Problem details
Copy every line of the entries that includes the word "document".

※

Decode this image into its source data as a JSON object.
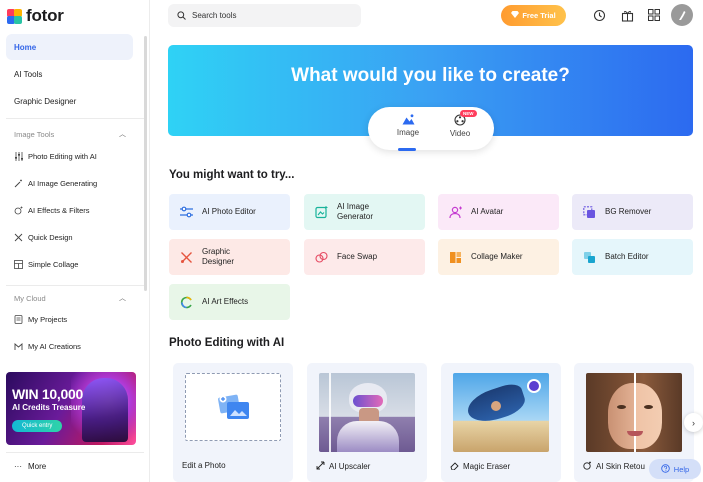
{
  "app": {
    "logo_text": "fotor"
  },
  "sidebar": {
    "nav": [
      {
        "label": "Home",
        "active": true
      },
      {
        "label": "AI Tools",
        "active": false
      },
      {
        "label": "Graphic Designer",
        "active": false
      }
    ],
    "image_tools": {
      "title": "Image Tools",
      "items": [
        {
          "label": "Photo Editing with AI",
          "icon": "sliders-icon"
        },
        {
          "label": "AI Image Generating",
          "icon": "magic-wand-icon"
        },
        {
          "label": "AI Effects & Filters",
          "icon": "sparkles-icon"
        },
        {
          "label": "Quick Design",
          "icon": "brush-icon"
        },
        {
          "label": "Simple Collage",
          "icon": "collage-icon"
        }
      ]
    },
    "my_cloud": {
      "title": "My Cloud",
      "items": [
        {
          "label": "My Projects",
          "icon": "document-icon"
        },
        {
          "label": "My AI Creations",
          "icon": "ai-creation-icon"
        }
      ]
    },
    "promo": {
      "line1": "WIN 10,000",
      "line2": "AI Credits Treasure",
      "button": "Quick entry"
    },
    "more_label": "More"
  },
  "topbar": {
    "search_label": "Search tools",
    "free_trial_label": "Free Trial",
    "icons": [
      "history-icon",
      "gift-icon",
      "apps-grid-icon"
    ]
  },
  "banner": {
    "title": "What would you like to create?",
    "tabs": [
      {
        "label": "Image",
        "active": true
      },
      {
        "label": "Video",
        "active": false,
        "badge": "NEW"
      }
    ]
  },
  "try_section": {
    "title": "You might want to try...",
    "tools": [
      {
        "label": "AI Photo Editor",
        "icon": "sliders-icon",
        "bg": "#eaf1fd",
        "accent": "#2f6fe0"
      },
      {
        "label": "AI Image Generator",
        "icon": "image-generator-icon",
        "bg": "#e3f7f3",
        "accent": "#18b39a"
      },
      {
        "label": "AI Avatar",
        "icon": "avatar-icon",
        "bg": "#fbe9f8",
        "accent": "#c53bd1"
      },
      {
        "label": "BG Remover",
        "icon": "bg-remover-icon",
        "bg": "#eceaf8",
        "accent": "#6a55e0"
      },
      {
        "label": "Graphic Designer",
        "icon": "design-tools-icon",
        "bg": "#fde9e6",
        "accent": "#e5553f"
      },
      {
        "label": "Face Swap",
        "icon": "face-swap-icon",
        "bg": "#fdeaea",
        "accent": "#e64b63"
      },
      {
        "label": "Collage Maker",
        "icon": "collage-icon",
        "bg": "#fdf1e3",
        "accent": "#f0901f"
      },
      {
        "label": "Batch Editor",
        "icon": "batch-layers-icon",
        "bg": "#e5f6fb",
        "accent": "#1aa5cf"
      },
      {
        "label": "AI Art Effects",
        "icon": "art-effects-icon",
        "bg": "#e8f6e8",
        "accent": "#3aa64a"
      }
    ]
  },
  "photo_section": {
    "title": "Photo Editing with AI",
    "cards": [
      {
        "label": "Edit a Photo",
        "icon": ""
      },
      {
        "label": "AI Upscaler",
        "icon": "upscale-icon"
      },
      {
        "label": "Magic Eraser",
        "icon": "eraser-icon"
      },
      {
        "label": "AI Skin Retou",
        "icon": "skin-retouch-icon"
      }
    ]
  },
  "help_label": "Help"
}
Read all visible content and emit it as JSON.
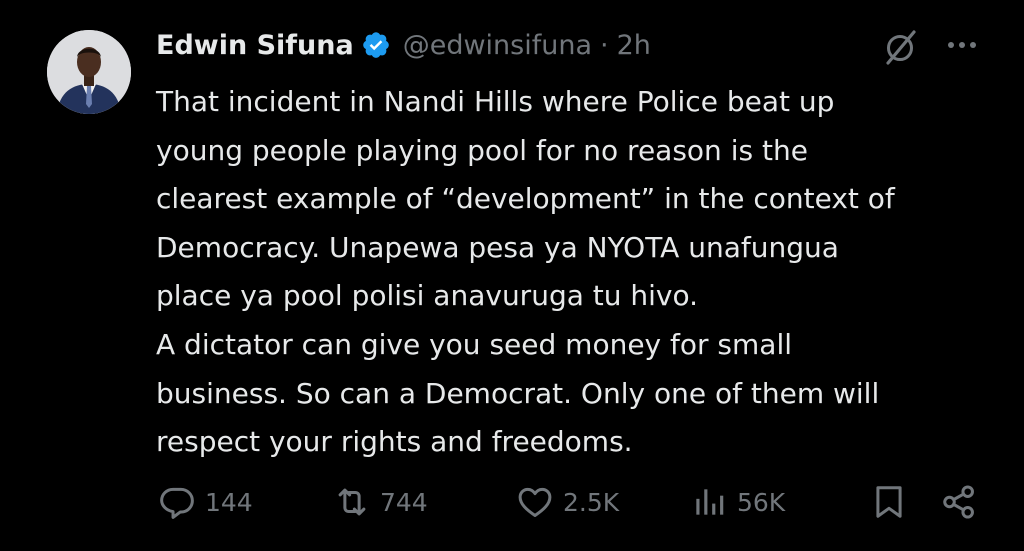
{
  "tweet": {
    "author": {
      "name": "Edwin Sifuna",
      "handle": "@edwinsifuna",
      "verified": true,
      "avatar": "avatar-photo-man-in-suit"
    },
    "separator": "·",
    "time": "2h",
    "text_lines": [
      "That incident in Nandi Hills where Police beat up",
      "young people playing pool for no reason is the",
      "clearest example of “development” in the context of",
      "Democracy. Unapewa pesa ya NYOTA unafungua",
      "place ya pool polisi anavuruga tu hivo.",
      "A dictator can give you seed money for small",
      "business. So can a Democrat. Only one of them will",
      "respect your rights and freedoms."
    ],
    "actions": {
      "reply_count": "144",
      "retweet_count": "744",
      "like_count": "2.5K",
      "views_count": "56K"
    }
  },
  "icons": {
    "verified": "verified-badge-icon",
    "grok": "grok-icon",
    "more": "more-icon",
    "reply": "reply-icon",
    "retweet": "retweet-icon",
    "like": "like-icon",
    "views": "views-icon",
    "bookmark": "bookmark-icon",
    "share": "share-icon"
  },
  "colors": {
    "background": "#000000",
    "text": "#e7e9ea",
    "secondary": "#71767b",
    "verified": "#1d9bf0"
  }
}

※

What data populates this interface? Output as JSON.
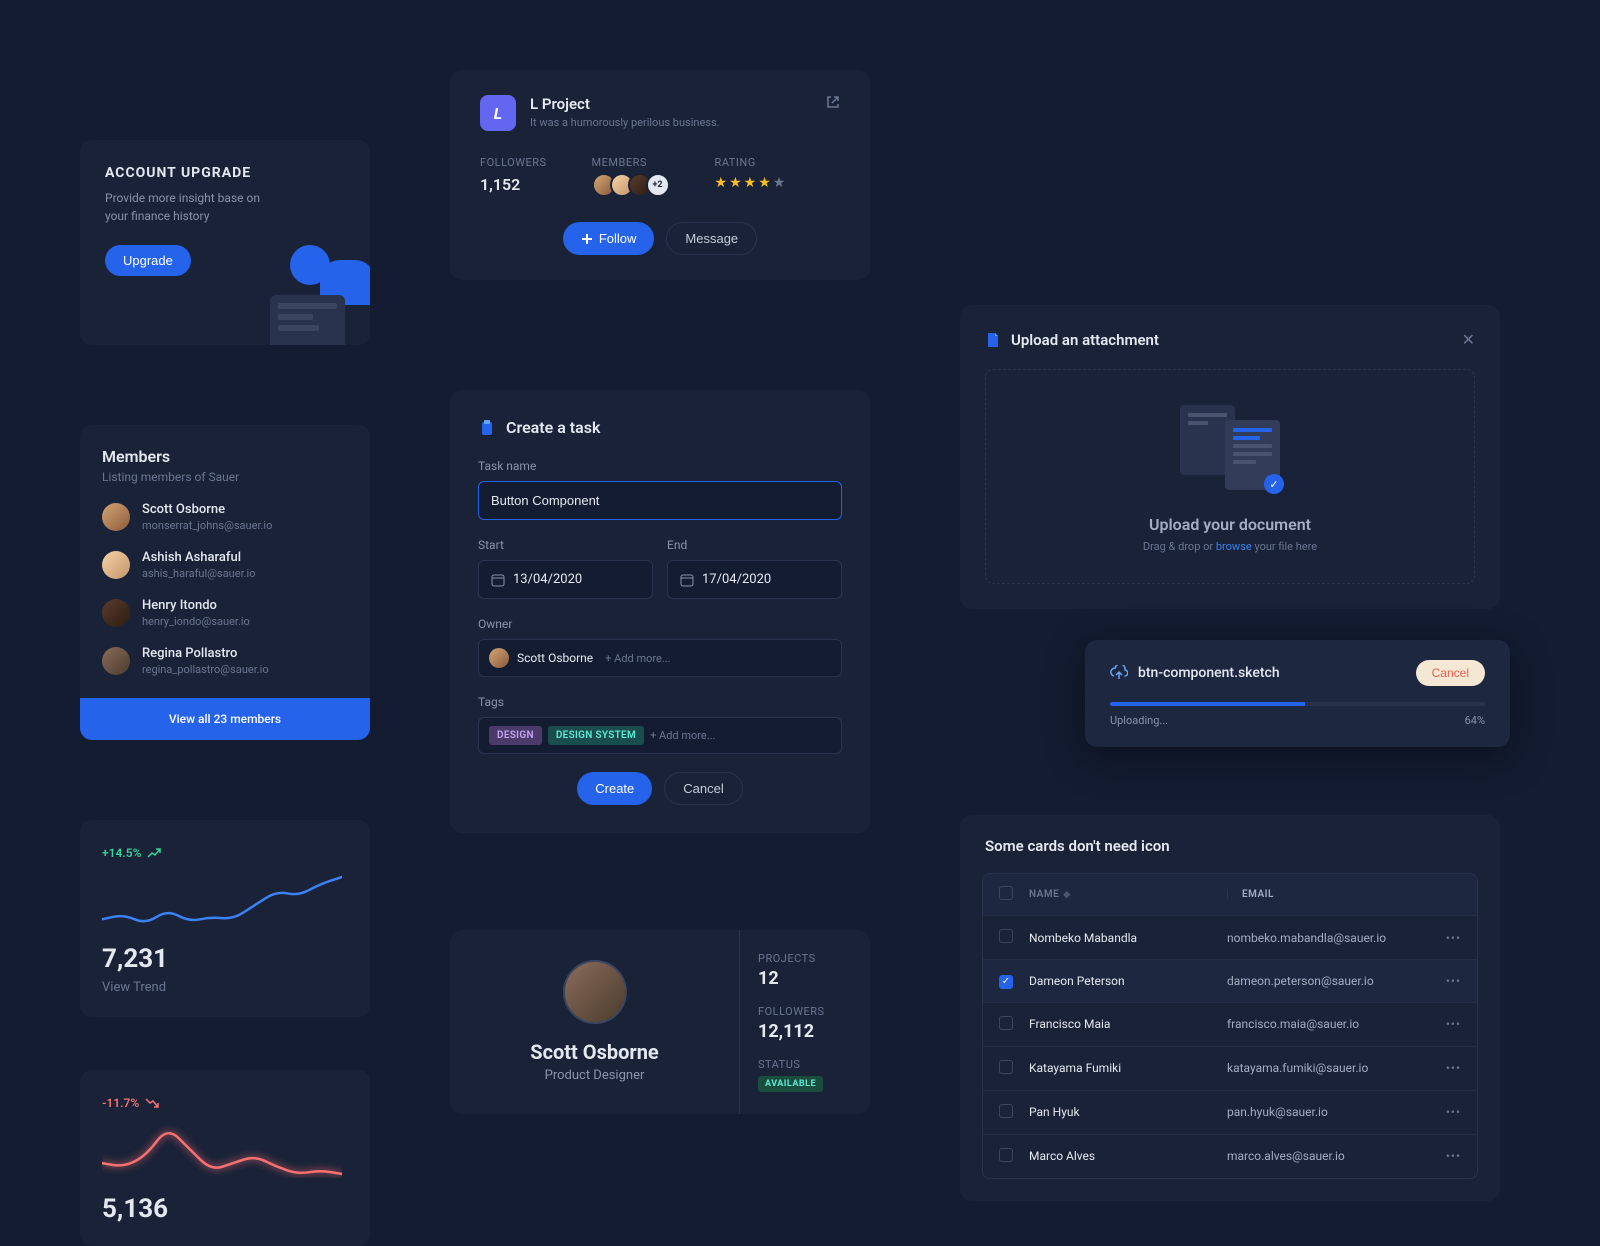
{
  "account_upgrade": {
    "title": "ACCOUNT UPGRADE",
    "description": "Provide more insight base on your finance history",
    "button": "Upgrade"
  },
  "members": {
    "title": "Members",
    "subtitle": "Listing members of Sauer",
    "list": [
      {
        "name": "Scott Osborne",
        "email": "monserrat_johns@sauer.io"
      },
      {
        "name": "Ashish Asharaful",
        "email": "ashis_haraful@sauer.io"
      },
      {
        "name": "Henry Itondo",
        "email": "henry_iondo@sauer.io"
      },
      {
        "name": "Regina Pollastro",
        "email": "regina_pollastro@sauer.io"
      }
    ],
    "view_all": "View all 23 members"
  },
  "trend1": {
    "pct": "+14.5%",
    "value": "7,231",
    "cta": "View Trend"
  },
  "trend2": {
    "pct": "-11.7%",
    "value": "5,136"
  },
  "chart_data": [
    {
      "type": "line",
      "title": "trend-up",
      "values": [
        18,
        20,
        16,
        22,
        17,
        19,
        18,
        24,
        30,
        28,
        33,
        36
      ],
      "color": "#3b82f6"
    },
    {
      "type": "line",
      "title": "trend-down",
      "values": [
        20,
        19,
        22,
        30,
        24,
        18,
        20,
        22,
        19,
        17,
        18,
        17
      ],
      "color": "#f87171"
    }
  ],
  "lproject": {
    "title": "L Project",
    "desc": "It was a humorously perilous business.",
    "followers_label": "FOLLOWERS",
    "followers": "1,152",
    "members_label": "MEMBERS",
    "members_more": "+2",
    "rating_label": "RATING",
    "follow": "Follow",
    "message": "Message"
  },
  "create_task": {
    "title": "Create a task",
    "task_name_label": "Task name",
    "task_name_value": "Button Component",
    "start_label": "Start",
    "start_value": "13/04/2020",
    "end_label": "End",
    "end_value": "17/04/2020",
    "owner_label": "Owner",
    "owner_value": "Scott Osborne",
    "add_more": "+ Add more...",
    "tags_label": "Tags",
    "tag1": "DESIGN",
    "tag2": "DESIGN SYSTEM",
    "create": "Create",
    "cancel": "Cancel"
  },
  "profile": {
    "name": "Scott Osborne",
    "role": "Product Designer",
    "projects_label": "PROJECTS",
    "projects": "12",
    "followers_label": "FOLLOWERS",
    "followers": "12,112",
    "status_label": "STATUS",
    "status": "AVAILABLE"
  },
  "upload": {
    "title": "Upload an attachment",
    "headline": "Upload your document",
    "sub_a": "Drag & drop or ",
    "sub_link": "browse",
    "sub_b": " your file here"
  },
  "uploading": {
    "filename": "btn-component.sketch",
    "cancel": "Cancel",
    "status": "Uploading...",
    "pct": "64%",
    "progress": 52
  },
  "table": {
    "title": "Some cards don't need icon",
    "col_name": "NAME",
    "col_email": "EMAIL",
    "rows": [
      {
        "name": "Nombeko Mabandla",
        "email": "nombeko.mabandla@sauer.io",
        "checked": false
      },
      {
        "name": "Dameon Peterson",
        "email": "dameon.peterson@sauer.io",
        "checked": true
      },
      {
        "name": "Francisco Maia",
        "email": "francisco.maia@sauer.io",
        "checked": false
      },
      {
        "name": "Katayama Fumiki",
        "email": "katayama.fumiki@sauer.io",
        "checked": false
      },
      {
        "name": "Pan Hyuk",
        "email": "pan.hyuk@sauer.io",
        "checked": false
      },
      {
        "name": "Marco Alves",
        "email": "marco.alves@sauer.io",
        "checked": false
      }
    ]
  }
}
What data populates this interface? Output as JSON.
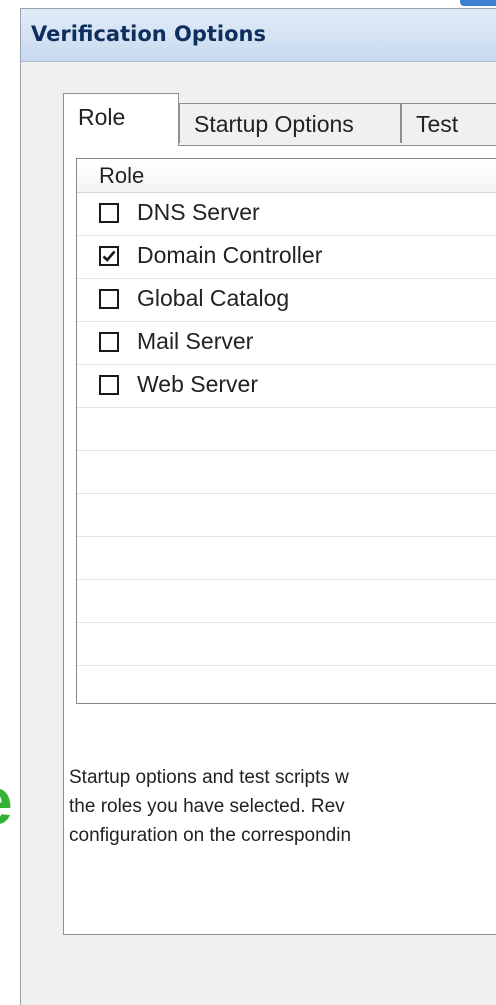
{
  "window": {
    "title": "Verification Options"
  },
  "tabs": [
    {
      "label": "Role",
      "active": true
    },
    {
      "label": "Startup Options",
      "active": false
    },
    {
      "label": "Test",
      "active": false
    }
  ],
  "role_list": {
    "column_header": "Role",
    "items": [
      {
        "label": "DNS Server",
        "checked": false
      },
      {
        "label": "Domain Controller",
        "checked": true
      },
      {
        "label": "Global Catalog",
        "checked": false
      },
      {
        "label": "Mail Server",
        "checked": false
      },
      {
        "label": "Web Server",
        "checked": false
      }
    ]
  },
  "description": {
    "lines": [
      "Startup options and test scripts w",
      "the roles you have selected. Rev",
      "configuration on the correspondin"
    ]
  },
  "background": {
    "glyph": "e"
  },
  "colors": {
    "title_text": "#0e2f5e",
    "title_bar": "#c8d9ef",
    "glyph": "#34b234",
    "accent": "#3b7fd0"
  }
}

※

Complete output
          "icon": "document-icon"
    "headline": "Upload your document",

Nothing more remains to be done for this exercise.